**** Records for processing

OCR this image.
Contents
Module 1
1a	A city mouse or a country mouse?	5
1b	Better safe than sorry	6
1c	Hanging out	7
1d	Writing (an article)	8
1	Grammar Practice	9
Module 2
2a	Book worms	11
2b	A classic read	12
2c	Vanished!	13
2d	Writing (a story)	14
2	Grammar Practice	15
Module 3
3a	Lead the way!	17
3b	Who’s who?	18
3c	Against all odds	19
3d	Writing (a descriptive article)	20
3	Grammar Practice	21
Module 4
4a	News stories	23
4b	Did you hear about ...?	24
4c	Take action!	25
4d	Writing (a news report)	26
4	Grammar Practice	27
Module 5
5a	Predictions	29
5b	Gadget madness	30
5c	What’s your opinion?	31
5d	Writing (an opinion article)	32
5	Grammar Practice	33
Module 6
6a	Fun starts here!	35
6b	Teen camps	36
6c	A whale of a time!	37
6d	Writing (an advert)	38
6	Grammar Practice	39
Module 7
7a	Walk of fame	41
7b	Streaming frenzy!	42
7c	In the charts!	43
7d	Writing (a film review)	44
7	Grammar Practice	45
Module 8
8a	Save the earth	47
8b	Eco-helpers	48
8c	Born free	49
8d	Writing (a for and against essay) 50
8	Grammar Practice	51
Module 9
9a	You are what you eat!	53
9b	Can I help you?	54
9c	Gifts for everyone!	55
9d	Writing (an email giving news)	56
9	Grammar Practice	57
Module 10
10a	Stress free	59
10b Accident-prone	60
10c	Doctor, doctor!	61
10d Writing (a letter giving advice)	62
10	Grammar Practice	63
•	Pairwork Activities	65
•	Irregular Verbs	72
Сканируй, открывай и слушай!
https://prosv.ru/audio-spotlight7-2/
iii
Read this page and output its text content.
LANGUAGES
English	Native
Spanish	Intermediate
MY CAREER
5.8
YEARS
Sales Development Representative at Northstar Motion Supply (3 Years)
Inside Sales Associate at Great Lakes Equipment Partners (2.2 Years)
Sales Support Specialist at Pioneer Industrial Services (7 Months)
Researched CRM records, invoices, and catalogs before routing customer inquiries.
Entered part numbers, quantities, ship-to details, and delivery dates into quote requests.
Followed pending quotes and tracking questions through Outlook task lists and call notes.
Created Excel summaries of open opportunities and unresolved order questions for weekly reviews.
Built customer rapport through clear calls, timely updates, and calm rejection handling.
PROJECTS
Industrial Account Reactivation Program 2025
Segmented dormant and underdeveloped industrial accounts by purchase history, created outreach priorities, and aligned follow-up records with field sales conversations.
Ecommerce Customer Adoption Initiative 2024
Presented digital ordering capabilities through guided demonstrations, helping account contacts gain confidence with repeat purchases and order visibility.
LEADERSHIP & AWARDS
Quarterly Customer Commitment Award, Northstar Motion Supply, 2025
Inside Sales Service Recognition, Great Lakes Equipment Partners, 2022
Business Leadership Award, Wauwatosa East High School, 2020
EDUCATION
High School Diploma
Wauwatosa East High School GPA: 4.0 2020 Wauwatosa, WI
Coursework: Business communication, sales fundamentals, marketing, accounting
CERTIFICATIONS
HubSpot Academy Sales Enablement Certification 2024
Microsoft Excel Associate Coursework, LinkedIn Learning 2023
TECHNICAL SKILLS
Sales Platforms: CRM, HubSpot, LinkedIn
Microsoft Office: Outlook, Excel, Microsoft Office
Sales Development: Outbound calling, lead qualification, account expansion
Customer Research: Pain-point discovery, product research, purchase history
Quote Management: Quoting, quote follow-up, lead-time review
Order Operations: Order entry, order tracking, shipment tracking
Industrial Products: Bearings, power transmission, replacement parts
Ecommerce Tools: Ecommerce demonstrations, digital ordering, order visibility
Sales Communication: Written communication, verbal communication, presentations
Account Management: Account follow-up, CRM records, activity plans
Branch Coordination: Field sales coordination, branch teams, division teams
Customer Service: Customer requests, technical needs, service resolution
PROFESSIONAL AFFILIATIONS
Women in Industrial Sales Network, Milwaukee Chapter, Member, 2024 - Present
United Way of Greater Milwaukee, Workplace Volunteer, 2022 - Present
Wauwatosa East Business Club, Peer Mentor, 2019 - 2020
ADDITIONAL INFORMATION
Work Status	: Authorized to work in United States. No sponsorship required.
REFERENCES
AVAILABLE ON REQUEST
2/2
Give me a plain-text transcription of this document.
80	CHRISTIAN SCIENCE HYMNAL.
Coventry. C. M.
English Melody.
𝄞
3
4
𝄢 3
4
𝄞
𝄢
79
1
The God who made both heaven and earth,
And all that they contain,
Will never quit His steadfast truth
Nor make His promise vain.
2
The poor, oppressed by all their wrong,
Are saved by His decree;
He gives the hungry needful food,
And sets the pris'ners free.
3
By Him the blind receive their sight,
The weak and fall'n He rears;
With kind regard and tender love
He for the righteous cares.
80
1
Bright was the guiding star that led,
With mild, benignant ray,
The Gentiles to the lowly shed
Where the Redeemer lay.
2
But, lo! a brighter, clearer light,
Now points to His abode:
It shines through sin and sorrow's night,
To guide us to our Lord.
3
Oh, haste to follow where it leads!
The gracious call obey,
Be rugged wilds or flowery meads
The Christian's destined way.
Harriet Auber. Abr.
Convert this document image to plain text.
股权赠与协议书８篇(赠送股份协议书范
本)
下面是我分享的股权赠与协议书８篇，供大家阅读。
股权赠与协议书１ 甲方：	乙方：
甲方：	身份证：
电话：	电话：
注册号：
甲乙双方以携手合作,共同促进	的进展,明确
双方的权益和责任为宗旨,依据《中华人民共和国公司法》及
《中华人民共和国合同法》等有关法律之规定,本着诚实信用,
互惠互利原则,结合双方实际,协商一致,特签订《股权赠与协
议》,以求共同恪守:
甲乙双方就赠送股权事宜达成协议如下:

********

- [Exercise objective]: Read through the entries and copy every line that includes "document".

- [Answer to the exercise]:
Give me a plain-text transcription of this document.
Convert this document image to plain text.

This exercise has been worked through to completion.